- TASK REQUIREMENTS
Pull every line holding the string "uniknąć" from the records below.

- Data entries

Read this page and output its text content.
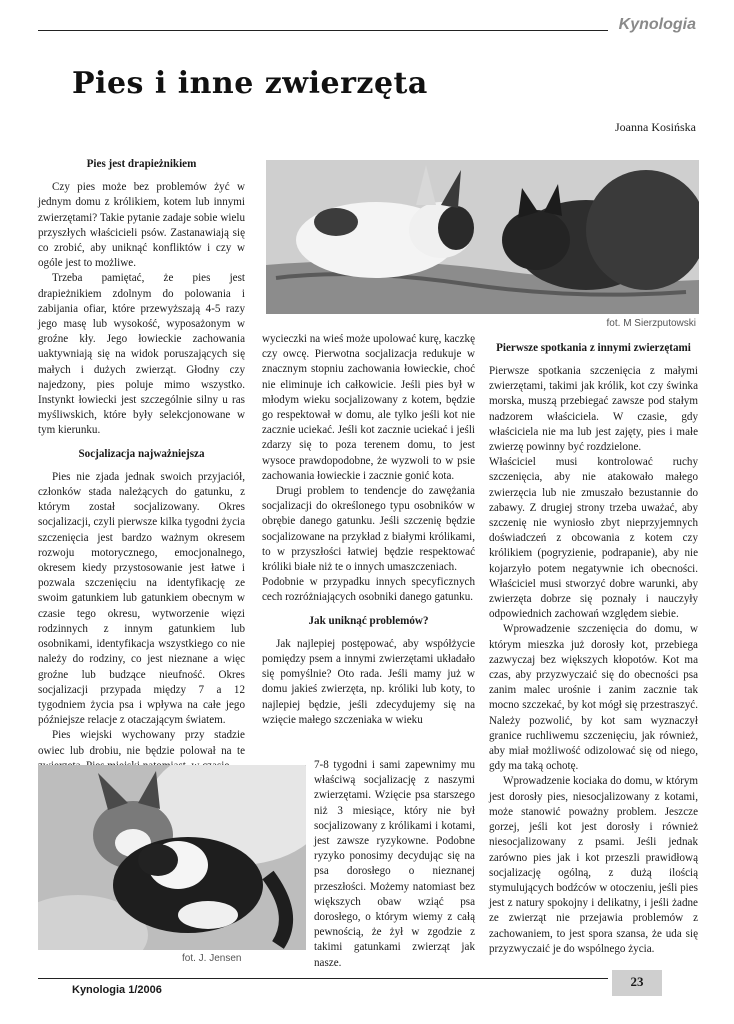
Kynologia
Pies i inne zwierzęta
Joanna Kosińska
Pies jest drapieżnikiem

Czy pies może bez problemów żyć w jednym domu z królikiem, kotem lub innymi zwierzętami? Takie pytanie zadaje sobie wielu przyszłych właścicieli psów. Zastanawiają się co zrobić, aby uniknąć konfliktów i czy w ogóle jest to możliwe.

Trzeba pamiętać, że pies jest drapieżnikiem zdolnym do polowania i zabijania ofiar, które przewyższają 4-5 razy jego masę lub wysokość, wyposażonym w groźne kły. Jego łowieckie zachowania uaktywniają się na widok poruszających się małych i dużych zwierząt. Głodny czy najedzony, pies poluje mimo wszystko. Instynkt łowiecki jest szczególnie silny u ras myśliwskich, które były selekcjonowane w tym kierunku.

Socjalizacja najważniejsza

Pies nie zjada jednak swoich przyjaciół, członków stada należących do gatunku, z którym został socjalizowany. Okres socjalizacji, czyli pierwsze kilka tygodni życia szczenięcia jest bardzo ważnym okresem rozwoju motorycznego, emocjonalnego, okresem kiedy przystosowanie jest łatwe i pozwala szczenięciu na identyfikację ze swoim gatunkiem lub gatunkiem obecnym w czasie tego okresu, wytworzenie więzi rodzinnych z innym gatunkiem lub osobnikami, identyfikacja wszystkiego co nie należy do rodziny, co jest nieznane a więc groźne lub budzące nieufność. Okres socjalizacji przypada między 7 a 12 tygodniem życia psa i wpływa na całe jego późniejsze relacje z otaczającym światem.

Pies wiejski wychowany przy stadzie owiec lub drobiu, nie będzie polował na te

fot. M Sierzputowski

wycieczki na wieś może upolować kurę, kaczkę czy owcę. Pierwotna socjalizacja redukuje w znacznym stopniu zachowania łowieckie, choć nie eliminuje ich całkowicie. Jeśli pies był w młodym wieku socjalizowany z kotem, będzie go respektował w domu, ale tylko jeśli kot nie zacznie uciekać. Jeśli kot zacznie uciekać i jeśli zdarzy się to poza terenem domu, to jest wysoce prawdopodobne, że wyzwoli to w psie zachowania łowieckie i zacznie gonić kota.

Drugi problem to tendencje do zawężania socjalizacji do określonego typu osobników w obrębie danego gatunku. Jeśli szczenię będzie socjalizowane na przykład z białymi królikami, to w przyszłości łatwiej będzie respektować króliki białe niż te o innych umaszczeniach.

Podobnie w przypadku innych specyficznych cech rozróżniających osobniki danego gatunku.

Jak uniknąć problemów?

Jak najlepiej postępować, aby współżycie pomiędzy psem a innymi zwierzętami układało się pomyślnie? Oto rada. Jeśli mamy już w domu jakieś zwierzęta, np. króliki lub koty, to najlepiej będzie, jeśli zdecydujemy się na wzięcie małego szczeniaka w wieku

7-8 tygodni i sami zapewnimy mu właściwą socjalizację z naszymi zwierzętami. Wzięcie psa starszego niż 3 miesiące, który nie był socjalizowany z królikami i kotami, jest zawsze ryzykowne. Podobne ryzyko ponosimy decydując się na psa dorosłego o nieznanej przeszłości. Możemy natomiast bez większych obaw wziąć psa dorosłego, o którym wiemy z całą pewnością, że żył w zgodzie z takimi gatunkami zwierząt jak nasze.

fot. J. Jensen

Pierwsze spotkania szczenięcia z małymi zwierzętami, takimi jak królik, kot czy świnka morska, muszą przebiegać zawsze pod stałym nadzorem właściciela. W czasie, gdy właściciela nie ma lub jest zajęty, pies i małe zwierzę powinny być rozdzielone.

Właściciel musi kontrolować ruchy szczenięcia, aby nie atakowało małego zwierzęcia lub nie zmuszało bezustannie do zabawy. Z drugiej strony trzeba uważać, aby szczenię nie wyniosło zbyt nieprzyjemnych doświadczeń z obcowania z kotem czy królikiem (pogryzienie, podrapanie), aby nie kojarzyło potem negatywnie ich obecności. Właściciel musi stworzyć dobre warunki, aby zwierzęta dobrze się poznały i nauczyły odpowiednich zachowań względem siebie.

Wprowadzenie szczenięcia do domu, w którym mieszka już dorosły kot, przebiega zazwyczaj bez większych kłopotów. Kot ma czas, aby przyzwyczaić się do obecności psa zanim malec urośnie i zanim zacznie tak mocno szczekać, by kot mógł się przestraszyć. Należy pozwolić, by kot sam wyznaczył granice ruchliwemu szczenięciu, jak również, aby miał możliwość odizolować się od niego, gdy ma taką ochotę.

Wprowadzenie kociaka do domu, w którym jest dorosły pies, niesocjalizowany z kotami, może stanowić poważny problem. Jeszcze gorzej, jeśli kot jest dorosły i również niesocjalizowany z psami. Jeśli jednak zarówno pies jak i kot przeszli prawidłową socjalizację ogólną, z dużą ilością stymulujących bodźców w otoczeniu, jeśli pies jest z natury spokojny i delikatny, i jeśli żadne ze zwierząt nie przejawia problemów z zachowaniem, to jest spora szansa, że uda się przyzwyczaić je do wspólnego życia.

Pierwsze spotkania z innymi zwierzętami
Kynologia 1/2006
23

- WORKED ANSWER
Czy pies może bez problemów żyć w jednym domu z królikiem, kotem lub innymi zwierzętami? Takie pytanie zadaje sobie wielu przyszłych właścicieli psów. Zastanawiają się co zrobić, aby uniknąć konfliktów i czy w ogóle jest to możliwe.
Jak uniknąć problemów?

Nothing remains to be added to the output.